■ **What is expected**
Find every line containing the word "acceptera" and report the count, nothing more.

■ **Records for this exercise**
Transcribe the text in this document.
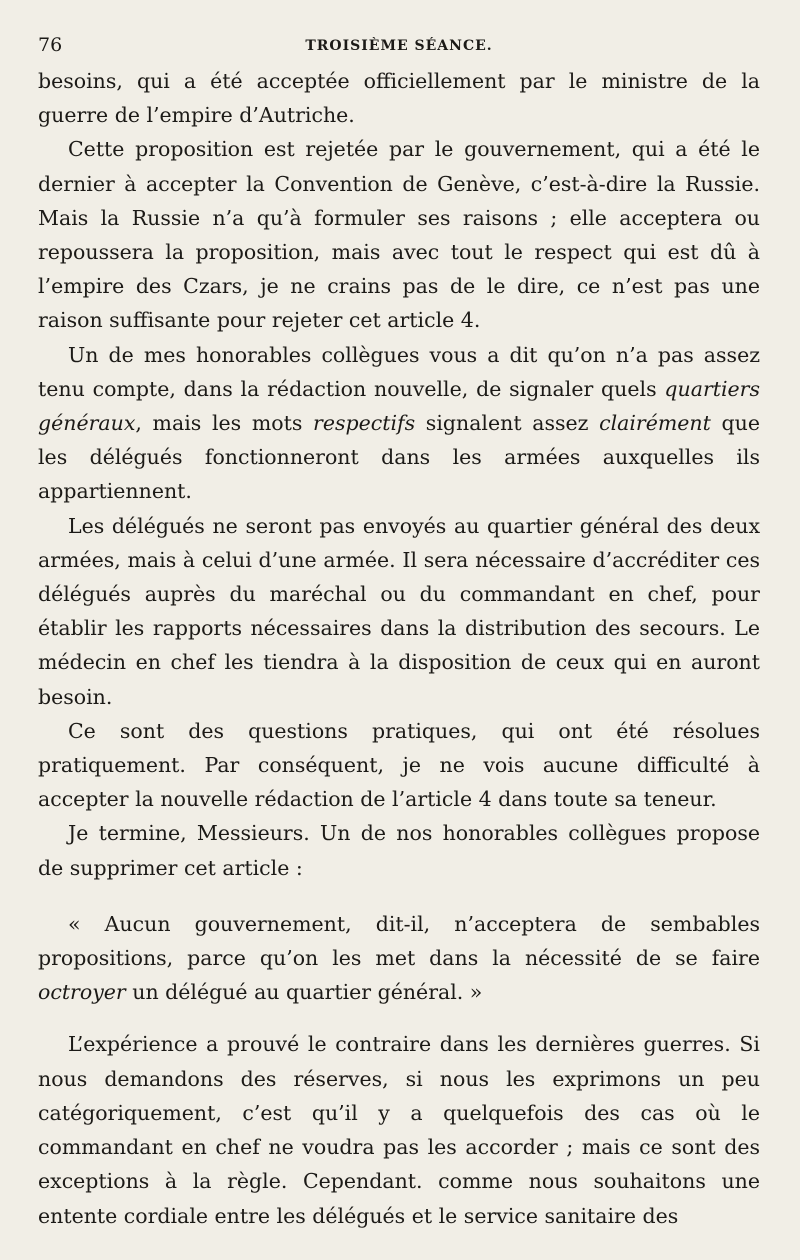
76	TROISIÈME SÉANCE.

besoins, qui a été acceptée officiellement par le ministre de la guerre de l’empire d’Autriche.

Cette proposition est rejetée par le gouvernement, qui a été le dernier à accepter la Convention de Genève, c’est-à-dire la Russie. Mais la Russie n’a qu’à formuler ses raisons ; elle acceptera ou repoussera la proposition, mais avec tout le respect qui est dû à l’empire des Czars, je ne crains pas de le dire, ce n’est pas une raison suffisante pour rejeter cet article 4.

Un de mes honorables collègues vous a dit qu’on n’a pas assez tenu compte, dans la rédaction nouvelle, de signaler quels quartiers généraux, mais les mots respectifs signalent assez clairément que les délégués fonctionneront dans les armées auxquelles ils appartiennent.

Les délégués ne seront pas envoyés au quartier général des deux armées, mais à celui d’une armée. Il sera nécessaire d’accréditer ces délégués auprès du maréchal ou du commandant en chef, pour établir les rapports nécessaires dans la distribution des secours. Le médecin en chef les tiendra à la disposition de ceux qui en auront besoin.

Ce sont des questions pratiques, qui ont été résolues pratiquement. Par conséquent, je ne vois aucune difficulté à accepter la nouvelle rédaction de l’article 4 dans toute sa teneur.

Je termine, Messieurs. Un de nos honorables collègues propose de supprimer cet article :

« Aucun gouvernement, dit-il, n’acceptera de sembables propositions, parce qu’on les met dans la nécessité de se faire octroyer un délégué au quartier général. »

L’expérience a prouvé le contraire dans les dernières guerres. Si nous demandons des réserves, si nous les exprimons un peu catégoriquement, c’est qu’il y a quelquefois des cas où le commandant en chef ne voudra pas les accorder ; mais ce sont des exceptions à la règle. Cependant. comme nous souhaitons une entente cordiale entre les délégués et le service sanitaire des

■ **Answer**
2